| Written exercise |
Which lines below hold the word "consumo"? Report each one.

| Records about charts and figures |
----------------------------------------

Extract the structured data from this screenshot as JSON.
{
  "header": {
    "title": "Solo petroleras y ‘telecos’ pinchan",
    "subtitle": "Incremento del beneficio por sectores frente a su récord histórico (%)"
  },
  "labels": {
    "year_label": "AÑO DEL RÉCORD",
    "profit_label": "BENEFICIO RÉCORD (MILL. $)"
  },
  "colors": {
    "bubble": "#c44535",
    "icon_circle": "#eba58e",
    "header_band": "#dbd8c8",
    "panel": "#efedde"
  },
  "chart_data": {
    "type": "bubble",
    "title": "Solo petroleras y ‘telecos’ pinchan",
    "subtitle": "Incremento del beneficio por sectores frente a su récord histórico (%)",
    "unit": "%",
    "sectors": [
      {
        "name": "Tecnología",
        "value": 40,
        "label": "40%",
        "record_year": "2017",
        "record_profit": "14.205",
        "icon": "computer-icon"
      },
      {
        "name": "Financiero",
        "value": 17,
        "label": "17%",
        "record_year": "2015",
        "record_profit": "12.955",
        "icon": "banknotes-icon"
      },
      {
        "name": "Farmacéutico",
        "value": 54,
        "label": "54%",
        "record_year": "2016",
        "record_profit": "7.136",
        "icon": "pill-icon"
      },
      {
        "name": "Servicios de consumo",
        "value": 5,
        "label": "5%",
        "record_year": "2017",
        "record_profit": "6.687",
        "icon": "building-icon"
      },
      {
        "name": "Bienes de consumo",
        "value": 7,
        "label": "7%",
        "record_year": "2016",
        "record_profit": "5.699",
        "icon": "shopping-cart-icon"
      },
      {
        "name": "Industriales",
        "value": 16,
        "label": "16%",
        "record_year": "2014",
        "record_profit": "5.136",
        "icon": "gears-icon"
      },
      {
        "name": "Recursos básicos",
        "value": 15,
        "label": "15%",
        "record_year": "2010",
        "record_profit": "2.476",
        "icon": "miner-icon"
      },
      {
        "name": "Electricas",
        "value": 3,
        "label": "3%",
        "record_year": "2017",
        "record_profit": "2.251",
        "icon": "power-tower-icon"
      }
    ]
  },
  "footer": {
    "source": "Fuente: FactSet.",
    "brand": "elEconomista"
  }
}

----------------------------------------

| Result below |
        "name": "Servicios de consumo",
        "name": "Bienes de consumo",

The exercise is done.